**Directions:**
State how many lines in the records hold the word "Трудовая", giving the number and no other text.

## begin Supplied material

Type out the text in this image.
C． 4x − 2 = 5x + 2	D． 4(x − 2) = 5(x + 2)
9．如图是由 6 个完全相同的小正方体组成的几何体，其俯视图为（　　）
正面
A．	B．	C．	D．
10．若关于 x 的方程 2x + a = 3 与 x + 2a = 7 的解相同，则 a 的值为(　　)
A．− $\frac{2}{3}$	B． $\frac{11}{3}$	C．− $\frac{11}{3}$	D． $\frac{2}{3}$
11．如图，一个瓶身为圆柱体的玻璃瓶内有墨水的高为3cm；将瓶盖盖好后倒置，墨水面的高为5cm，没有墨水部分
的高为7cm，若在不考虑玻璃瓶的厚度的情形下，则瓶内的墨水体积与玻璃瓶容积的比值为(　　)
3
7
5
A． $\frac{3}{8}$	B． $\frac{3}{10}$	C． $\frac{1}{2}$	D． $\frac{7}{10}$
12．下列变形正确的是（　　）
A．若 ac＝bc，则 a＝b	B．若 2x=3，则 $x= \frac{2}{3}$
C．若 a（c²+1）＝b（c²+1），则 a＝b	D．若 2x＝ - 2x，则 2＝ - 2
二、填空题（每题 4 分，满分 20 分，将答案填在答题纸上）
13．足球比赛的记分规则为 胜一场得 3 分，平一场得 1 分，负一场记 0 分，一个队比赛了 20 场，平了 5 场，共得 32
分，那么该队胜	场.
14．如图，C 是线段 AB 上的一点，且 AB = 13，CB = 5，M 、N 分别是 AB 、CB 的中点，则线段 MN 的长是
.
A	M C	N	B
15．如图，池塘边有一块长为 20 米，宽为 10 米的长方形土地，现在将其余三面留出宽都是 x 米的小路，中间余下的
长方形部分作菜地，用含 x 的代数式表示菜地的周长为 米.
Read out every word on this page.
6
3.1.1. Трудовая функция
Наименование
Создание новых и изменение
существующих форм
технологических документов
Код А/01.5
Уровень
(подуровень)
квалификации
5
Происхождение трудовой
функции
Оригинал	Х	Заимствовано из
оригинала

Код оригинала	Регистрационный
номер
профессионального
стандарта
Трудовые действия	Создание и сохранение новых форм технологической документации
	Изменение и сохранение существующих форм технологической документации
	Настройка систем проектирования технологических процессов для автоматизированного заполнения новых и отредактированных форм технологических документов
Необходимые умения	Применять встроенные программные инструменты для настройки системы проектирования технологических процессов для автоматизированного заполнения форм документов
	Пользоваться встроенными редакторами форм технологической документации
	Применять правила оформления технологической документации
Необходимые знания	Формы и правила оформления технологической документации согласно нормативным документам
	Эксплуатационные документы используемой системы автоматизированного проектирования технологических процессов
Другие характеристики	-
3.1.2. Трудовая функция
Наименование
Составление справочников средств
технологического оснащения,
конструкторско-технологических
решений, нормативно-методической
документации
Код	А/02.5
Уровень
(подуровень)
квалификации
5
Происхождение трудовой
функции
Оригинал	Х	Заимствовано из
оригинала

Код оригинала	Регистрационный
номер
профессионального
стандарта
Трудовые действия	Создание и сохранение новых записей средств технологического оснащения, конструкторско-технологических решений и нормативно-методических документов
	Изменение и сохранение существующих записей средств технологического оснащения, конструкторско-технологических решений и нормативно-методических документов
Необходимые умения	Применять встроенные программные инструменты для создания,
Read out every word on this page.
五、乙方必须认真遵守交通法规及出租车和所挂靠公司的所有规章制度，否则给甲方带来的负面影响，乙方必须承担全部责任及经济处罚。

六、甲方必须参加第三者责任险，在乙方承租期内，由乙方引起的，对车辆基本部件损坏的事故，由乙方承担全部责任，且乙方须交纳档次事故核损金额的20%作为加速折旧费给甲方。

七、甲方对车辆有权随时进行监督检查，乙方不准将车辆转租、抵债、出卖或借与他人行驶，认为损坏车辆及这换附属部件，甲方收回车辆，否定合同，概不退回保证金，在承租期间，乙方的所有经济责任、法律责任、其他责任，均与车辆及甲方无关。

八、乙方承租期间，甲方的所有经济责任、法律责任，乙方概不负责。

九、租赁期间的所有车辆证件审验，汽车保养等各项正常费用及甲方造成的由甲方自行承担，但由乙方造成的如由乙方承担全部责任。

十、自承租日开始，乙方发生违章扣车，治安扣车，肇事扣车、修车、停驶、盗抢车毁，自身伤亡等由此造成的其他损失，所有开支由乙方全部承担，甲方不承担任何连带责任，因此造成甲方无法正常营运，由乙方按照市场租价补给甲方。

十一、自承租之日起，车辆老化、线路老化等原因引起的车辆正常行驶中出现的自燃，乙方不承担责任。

## end Supplied material

**Expected answer:**
2